— Begin SUPPLIED ENTRIES —

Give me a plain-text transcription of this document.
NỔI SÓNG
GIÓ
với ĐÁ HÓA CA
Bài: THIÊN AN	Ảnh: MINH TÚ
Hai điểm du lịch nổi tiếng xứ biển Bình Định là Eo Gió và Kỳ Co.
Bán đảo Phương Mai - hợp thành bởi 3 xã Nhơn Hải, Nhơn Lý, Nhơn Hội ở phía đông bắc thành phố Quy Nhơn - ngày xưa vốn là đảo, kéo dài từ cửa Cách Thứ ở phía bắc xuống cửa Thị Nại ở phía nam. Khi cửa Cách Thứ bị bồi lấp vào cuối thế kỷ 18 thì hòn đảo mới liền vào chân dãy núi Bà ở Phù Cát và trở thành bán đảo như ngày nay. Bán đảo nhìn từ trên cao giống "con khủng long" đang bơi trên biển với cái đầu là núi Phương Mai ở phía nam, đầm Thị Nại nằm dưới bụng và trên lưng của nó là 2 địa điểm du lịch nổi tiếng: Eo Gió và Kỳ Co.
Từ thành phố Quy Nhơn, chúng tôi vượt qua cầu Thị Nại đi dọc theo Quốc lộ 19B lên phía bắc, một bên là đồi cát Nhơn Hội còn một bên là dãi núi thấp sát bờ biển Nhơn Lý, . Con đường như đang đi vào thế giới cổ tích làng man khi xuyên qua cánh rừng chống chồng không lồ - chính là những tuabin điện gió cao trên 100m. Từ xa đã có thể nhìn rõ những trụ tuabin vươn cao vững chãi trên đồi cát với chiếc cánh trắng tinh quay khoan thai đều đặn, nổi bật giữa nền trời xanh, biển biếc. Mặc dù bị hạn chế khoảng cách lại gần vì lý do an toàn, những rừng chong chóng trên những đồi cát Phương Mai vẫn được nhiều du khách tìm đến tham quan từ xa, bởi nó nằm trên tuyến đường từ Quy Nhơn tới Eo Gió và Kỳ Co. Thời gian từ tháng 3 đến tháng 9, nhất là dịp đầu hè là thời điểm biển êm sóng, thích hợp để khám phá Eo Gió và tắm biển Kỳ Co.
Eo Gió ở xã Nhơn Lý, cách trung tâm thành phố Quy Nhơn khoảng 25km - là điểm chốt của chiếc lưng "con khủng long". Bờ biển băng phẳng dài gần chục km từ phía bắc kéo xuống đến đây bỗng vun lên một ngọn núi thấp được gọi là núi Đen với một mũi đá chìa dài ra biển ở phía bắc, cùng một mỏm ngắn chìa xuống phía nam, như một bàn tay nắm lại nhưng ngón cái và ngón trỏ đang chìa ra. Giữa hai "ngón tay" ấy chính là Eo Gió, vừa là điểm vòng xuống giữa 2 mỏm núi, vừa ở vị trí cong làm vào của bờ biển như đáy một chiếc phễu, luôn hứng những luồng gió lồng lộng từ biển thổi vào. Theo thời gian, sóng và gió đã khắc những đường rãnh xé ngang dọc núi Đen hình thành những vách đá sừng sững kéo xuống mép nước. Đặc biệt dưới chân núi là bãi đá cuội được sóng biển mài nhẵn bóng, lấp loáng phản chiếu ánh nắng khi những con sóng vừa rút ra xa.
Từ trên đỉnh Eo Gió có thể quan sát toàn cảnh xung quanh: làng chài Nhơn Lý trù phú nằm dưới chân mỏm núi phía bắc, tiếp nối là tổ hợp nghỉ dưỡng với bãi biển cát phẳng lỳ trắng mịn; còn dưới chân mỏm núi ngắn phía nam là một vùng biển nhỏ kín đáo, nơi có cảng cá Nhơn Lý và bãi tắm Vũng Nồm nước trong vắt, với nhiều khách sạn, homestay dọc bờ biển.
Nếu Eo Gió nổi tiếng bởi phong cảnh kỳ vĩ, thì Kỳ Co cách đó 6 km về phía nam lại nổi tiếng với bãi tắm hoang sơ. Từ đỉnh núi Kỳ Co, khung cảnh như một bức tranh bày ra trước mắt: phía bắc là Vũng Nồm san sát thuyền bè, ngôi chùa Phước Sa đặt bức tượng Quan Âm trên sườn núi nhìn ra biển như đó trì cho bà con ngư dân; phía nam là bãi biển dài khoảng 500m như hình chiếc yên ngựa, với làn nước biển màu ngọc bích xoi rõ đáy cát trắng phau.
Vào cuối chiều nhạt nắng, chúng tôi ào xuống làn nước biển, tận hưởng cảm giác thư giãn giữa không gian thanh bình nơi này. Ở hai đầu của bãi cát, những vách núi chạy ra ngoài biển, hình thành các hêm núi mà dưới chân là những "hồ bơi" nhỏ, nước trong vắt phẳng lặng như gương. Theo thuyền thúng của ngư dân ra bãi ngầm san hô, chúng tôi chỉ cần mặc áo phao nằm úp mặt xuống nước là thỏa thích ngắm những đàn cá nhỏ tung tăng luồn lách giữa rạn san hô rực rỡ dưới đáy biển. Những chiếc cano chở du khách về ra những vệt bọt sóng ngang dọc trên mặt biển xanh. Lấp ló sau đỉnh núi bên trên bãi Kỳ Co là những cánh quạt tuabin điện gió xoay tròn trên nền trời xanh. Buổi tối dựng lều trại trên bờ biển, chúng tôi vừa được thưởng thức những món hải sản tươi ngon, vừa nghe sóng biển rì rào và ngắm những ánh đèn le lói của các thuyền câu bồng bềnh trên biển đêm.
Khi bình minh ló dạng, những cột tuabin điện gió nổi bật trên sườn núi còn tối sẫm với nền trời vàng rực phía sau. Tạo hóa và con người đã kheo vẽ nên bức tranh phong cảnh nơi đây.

— End SUPPLIED ENTRIES —

## EXERCISE BRIEF
Each line must be given again exactly as written above.

## FULL OUTPUT
Give me a plain-text transcription of this document.
NỔI SÓNG
GIÓ
với ĐÁ HÓA CA
Bài: THIÊN AN	Ảnh: MINH TÚ
Hai điểm du lịch nổi tiếng xứ biển Bình Định là Eo Gió và Kỳ Co.
Bán đảo Phương Mai - hợp thành bởi 3 xã Nhơn Hải, Nhơn Lý, Nhơn Hội ở phía đông bắc thành phố Quy Nhơn - ngày xưa vốn là đảo, kéo dài từ cửa Cách Thứ ở phía bắc xuống cửa Thị Nại ở phía nam. Khi cửa Cách Thứ bị bồi lấp vào cuối thế kỷ 18 thì hòn đảo mới liền vào chân dãy núi Bà ở Phù Cát và trở thành bán đảo như ngày nay. Bán đảo nhìn từ trên cao giống "con khủng long" đang bơi trên biển với cái đầu là núi Phương Mai ở phía nam, đầm Thị Nại nằm dưới bụng và trên lưng của nó là 2 địa điểm du lịch nổi tiếng: Eo Gió và Kỳ Co.
Từ thành phố Quy Nhơn, chúng tôi vượt qua cầu Thị Nại đi dọc theo Quốc lộ 19B lên phía bắc, một bên là đồi cát Nhơn Hội còn một bên là dãi núi thấp sát bờ biển Nhơn Lý, . Con đường như đang đi vào thế giới cổ tích làng man khi xuyên qua cánh rừng chống chồng không lồ - chính là những tuabin điện gió cao trên 100m. Từ xa đã có thể nhìn rõ những trụ tuabin vươn cao vững chãi trên đồi cát với chiếc cánh trắng tinh quay khoan thai đều đặn, nổi bật giữa nền trời xanh, biển biếc. Mặc dù bị hạn chế khoảng cách lại gần vì lý do an toàn, những rừng chong chóng trên những đồi cát Phương Mai vẫn được nhiều du khách tìm đến tham quan từ xa, bởi nó nằm trên tuyến đường từ Quy Nhơn tới Eo Gió và Kỳ Co. Thời gian từ tháng 3 đến tháng 9, nhất là dịp đầu hè là thời điểm biển êm sóng, thích hợp để khám phá Eo Gió và tắm biển Kỳ Co.
Eo Gió ở xã Nhơn Lý, cách trung tâm thành phố Quy Nhơn khoảng 25km - là điểm chốt của chiếc lưng "con khủng long". Bờ biển băng phẳng dài gần chục km từ phía bắc kéo xuống đến đây bỗng vun lên một ngọn núi thấp được gọi là núi Đen với một mũi đá chìa dài ra biển ở phía bắc, cùng một mỏm ngắn chìa xuống phía nam, như một bàn tay nắm lại nhưng ngón cái và ngón trỏ đang chìa ra. Giữa hai "ngón tay" ấy chính là Eo Gió, vừa là điểm vòng xuống giữa 2 mỏm núi, vừa ở vị trí cong làm vào của bờ biển như đáy một chiếc phễu, luôn hứng những luồng gió lồng lộng từ biển thổi vào. Theo thời gian, sóng và gió đã khắc những đường rãnh xé ngang dọc núi Đen hình thành những vách đá sừng sững kéo xuống mép nước. Đặc biệt dưới chân núi là bãi đá cuội được sóng biển mài nhẵn bóng, lấp loáng phản chiếu ánh nắng khi những con sóng vừa rút ra xa.
Từ trên đỉnh Eo Gió có thể quan sát toàn cảnh xung quanh: làng chài Nhơn Lý trù phú nằm dưới chân mỏm núi phía bắc, tiếp nối là tổ hợp nghỉ dưỡng với bãi biển cát phẳng lỳ trắng mịn; còn dưới chân mỏm núi ngắn phía nam là một vùng biển nhỏ kín đáo, nơi có cảng cá Nhơn Lý và bãi tắm Vũng Nồm nước trong vắt, với nhiều khách sạn, homestay dọc bờ biển.
Nếu Eo Gió nổi tiếng bởi phong cảnh kỳ vĩ, thì Kỳ Co cách đó 6 km về phía nam lại nổi tiếng với bãi tắm hoang sơ. Từ đỉnh núi Kỳ Co, khung cảnh như một bức tranh bày ra trước mắt: phía bắc là Vũng Nồm san sát thuyền bè, ngôi chùa Phước Sa đặt bức tượng Quan Âm trên sườn núi nhìn ra biển như đó trì cho bà con ngư dân; phía nam là bãi biển dài khoảng 500m như hình chiếc yên ngựa, với làn nước biển màu ngọc bích xoi rõ đáy cát trắng phau.
Vào cuối chiều nhạt nắng, chúng tôi ào xuống làn nước biển, tận hưởng cảm giác thư giãn giữa không gian thanh bình nơi này. Ở hai đầu của bãi cát, những vách núi chạy ra ngoài biển, hình thành các hêm núi mà dưới chân là những "hồ bơi" nhỏ, nước trong vắt phẳng lặng như gương. Theo thuyền thúng của ngư dân ra bãi ngầm san hô, chúng tôi chỉ cần mặc áo phao nằm úp mặt xuống nước là thỏa thích ngắm những đàn cá nhỏ tung tăng luồn lách giữa rạn san hô rực rỡ dưới đáy biển. Những chiếc cano chở du khách về ra những vệt bọt sóng ngang dọc trên mặt biển xanh. Lấp ló sau đỉnh núi bên trên bãi Kỳ Co là những cánh quạt tuabin điện gió xoay tròn trên nền trời xanh. Buổi tối dựng lều trại trên bờ biển, chúng tôi vừa được thưởng thức những món hải sản tươi ngon, vừa nghe sóng biển rì rào và ngắm những ánh đèn le lói của các thuyền câu bồng bềnh trên biển đêm.
Khi bình minh ló dạng, những cột tuabin điện gió nổi bật trên sườn núi còn tối sẫm với nền trời vàng rực phía sau. Tạo hóa và con người đã kheo vẽ nên bức tranh phong cảnh nơi đây.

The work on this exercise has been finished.